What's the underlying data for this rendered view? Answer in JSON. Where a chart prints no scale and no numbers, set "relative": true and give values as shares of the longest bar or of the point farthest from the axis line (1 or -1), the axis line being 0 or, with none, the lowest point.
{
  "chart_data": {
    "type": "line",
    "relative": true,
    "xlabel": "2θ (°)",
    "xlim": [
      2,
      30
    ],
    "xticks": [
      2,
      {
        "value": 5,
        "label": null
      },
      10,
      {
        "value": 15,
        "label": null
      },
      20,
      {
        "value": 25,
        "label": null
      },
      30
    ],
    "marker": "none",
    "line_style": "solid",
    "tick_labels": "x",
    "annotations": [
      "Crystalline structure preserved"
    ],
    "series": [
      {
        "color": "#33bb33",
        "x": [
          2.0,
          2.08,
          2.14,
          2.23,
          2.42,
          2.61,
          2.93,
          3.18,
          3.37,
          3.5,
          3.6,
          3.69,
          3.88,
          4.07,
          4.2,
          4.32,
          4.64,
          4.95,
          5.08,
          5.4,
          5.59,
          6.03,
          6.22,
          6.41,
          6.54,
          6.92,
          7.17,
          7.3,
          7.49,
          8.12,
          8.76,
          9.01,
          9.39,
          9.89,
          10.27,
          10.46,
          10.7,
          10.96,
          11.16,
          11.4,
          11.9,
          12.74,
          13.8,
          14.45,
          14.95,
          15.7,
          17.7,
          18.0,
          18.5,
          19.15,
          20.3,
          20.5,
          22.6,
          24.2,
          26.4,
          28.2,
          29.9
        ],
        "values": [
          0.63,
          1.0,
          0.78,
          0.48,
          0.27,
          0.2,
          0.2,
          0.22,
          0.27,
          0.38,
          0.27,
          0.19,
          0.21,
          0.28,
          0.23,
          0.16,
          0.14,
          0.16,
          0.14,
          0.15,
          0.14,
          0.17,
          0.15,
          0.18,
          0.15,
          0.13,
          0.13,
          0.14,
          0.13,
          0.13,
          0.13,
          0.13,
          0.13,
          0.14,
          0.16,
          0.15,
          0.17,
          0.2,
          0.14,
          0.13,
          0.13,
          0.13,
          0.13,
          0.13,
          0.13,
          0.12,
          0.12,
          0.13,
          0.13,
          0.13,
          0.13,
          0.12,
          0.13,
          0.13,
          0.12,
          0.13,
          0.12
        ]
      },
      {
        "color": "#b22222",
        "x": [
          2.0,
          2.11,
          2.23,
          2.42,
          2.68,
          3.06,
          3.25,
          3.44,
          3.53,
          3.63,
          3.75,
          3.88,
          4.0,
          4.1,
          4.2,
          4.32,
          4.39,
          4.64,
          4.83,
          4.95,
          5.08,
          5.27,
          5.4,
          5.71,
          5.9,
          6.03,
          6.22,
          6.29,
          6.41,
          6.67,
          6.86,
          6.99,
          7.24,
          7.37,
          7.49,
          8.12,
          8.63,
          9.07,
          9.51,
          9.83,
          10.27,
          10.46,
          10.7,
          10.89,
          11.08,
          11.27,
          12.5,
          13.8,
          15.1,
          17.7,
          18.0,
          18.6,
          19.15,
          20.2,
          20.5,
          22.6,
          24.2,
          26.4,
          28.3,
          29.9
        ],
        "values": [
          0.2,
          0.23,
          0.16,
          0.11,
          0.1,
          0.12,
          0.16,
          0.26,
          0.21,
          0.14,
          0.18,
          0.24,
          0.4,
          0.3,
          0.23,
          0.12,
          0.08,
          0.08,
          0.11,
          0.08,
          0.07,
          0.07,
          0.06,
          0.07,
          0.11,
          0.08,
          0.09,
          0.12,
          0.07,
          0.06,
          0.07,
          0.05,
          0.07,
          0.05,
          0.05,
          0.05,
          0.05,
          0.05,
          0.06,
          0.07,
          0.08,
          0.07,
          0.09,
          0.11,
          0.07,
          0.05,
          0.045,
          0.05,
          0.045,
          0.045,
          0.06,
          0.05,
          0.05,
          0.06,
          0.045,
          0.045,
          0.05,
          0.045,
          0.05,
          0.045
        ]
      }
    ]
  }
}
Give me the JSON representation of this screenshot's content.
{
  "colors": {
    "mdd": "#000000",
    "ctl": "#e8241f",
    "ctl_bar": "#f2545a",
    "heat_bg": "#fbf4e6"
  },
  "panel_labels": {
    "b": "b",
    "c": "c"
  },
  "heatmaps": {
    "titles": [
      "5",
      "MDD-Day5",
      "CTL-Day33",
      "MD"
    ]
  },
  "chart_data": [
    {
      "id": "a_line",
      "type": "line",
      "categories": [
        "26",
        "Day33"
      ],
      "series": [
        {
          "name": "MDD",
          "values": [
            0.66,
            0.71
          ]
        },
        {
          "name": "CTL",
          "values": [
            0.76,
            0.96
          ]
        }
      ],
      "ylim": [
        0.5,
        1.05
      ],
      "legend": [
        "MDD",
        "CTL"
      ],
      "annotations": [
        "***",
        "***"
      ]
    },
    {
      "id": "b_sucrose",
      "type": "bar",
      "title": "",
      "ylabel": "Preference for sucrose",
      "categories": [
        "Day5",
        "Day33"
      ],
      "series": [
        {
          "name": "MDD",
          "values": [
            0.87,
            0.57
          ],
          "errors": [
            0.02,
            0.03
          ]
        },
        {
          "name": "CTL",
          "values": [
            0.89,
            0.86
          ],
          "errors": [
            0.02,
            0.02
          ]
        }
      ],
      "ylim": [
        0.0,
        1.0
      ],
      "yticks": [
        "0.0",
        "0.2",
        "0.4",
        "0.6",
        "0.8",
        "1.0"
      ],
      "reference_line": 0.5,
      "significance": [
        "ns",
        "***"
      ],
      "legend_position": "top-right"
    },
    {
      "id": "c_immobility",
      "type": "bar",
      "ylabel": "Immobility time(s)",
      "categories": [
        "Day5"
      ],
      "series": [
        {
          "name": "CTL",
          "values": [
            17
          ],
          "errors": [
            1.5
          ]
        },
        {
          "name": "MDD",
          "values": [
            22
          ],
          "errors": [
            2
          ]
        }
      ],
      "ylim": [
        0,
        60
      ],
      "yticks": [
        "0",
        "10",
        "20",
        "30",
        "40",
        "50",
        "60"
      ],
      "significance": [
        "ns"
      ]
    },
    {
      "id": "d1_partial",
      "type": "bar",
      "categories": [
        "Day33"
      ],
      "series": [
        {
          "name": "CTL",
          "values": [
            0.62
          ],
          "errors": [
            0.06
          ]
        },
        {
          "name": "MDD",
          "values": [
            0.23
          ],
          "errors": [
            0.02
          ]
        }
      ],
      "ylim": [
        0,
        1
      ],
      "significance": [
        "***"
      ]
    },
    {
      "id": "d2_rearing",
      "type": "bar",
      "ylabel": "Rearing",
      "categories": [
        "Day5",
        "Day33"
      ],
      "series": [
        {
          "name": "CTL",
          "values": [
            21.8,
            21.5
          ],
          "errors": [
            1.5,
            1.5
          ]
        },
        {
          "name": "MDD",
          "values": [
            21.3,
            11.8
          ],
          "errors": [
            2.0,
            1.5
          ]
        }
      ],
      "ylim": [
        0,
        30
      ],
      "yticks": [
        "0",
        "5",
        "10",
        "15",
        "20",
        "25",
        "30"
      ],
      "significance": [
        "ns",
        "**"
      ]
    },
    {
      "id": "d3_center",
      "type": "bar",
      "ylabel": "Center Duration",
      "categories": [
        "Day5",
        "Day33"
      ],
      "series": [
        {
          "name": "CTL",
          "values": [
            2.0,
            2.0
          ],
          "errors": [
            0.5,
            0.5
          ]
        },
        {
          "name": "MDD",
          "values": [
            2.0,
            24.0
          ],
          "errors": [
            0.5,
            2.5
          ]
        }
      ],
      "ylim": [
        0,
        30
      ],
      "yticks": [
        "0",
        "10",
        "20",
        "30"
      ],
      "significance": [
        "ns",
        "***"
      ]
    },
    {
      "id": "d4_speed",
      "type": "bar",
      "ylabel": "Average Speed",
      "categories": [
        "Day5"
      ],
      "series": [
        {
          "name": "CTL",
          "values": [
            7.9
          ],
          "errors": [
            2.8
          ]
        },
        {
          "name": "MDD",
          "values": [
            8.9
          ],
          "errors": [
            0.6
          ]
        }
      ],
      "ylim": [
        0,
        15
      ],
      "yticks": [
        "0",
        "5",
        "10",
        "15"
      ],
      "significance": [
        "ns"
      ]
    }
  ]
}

____________________

• Goal
Where does the word "this" appear in the listing? List each line that holds it.

• Finished task
What's the underlying data for this rendered view? Answer in JSON. Where a chart prints no scale and no numbers, set "relative": true and give values as shares of the longest bar or of the point farthest from the axis line (1 or -1), the axis line being 0 or, with none, the lowest point.
Give me the JSON representation of this screenshot's content.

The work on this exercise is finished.